-- begin EXTRACTED ENTRIES --
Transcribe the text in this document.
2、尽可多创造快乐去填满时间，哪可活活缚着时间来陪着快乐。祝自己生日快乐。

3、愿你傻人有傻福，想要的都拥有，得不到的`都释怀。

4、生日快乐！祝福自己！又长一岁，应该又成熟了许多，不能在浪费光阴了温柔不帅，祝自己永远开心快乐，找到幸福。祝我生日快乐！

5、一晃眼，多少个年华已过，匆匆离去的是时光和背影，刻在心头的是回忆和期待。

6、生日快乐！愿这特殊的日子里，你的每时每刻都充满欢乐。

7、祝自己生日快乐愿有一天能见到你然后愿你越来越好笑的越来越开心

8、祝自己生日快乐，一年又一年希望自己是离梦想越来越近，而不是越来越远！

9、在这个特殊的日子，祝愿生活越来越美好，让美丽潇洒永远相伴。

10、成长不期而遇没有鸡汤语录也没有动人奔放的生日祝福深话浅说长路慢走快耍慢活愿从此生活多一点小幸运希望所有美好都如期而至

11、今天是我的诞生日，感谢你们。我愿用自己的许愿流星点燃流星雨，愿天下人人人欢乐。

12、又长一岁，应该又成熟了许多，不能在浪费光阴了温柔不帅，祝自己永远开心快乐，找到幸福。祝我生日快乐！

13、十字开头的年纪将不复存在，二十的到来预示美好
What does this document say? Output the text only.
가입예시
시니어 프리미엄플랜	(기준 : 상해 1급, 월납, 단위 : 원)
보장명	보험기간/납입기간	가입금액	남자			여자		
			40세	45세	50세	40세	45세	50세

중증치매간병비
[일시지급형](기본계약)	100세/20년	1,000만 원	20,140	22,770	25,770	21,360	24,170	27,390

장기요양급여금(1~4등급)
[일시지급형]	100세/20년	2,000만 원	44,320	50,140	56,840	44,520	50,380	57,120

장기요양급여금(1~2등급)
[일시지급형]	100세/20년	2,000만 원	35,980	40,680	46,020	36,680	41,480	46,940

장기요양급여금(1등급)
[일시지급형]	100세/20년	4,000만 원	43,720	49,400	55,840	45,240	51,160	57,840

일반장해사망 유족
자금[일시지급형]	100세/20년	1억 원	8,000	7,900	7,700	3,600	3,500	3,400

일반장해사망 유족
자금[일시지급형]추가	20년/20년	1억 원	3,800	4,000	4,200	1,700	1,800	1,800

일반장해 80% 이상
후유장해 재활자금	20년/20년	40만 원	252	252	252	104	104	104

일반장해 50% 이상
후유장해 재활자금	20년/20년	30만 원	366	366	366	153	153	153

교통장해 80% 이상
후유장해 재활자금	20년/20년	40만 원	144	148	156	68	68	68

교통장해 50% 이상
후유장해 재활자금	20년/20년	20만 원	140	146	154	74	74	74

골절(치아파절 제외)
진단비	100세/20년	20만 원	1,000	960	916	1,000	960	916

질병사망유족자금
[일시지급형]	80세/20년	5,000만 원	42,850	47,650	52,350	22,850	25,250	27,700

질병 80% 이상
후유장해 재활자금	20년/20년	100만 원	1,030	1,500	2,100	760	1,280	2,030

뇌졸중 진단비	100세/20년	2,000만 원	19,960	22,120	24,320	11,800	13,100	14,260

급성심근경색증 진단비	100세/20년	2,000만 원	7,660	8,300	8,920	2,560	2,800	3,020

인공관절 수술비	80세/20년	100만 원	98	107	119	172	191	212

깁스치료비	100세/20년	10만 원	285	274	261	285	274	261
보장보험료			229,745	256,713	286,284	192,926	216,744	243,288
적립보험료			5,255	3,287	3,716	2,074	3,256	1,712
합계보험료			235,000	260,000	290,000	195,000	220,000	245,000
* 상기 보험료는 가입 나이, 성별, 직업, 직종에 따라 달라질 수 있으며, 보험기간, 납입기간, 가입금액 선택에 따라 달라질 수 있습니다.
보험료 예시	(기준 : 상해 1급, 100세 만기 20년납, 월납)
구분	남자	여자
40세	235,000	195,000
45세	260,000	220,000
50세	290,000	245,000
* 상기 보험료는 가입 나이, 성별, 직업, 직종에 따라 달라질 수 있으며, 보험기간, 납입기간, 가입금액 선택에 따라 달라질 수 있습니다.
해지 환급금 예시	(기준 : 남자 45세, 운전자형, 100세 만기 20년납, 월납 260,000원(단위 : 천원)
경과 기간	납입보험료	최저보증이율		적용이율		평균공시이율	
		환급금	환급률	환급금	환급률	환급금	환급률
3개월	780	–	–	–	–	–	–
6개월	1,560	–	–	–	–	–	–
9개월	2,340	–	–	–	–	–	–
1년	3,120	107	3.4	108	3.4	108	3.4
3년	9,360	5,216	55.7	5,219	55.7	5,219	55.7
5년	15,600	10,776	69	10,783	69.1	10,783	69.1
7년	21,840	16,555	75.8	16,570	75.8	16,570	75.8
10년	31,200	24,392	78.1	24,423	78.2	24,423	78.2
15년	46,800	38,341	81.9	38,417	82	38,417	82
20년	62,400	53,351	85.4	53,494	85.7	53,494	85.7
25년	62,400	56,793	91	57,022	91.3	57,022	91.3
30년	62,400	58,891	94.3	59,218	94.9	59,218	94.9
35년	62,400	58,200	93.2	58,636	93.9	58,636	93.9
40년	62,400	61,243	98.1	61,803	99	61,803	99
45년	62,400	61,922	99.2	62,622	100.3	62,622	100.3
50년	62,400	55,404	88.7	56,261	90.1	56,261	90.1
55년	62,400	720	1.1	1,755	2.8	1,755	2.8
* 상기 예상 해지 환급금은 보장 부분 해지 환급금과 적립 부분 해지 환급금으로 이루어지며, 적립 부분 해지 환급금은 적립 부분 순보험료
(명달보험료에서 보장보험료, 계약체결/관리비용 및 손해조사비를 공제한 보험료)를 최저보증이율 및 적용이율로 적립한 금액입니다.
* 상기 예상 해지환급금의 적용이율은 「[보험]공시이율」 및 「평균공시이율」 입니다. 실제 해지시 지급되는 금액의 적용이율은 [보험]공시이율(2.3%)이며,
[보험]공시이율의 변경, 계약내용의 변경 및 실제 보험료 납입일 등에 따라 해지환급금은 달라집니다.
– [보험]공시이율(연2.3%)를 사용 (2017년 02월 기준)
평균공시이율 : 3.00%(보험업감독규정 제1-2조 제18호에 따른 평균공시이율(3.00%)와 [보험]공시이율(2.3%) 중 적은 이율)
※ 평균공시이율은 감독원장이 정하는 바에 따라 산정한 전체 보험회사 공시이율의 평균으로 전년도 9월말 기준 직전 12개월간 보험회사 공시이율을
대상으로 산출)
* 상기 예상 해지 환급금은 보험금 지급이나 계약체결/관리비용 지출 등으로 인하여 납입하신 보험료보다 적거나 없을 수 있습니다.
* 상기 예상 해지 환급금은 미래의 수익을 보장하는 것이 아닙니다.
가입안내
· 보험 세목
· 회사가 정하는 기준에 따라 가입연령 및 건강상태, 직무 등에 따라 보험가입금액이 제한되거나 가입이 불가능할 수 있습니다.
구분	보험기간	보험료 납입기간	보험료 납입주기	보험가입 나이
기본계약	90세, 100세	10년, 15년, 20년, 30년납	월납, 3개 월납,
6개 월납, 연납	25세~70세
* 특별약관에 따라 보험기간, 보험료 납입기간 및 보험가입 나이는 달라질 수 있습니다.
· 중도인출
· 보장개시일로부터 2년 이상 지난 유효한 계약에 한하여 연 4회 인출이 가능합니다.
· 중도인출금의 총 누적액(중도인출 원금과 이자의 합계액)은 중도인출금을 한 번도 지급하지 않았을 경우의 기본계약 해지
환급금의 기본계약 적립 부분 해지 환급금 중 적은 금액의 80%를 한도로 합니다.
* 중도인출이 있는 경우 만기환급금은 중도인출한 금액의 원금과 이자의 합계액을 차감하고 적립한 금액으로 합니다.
-- end EXTRACTED ENTRIES --
Find each line in the records holding the string "应该又成熟了许多" and show it.

*WRITTEN ANSWER*:
4、生日快乐！祝福自己！又长一岁，应该又成熟了许多，不能在浪费光阴了温柔不帅，祝自己永远开心快乐，找到幸福。祝我生日快乐！
12、又长一岁，应该又成熟了许多，不能在浪费光阴了温柔不帅，祝自己永远开心快乐，找到幸福。祝我生日快乐！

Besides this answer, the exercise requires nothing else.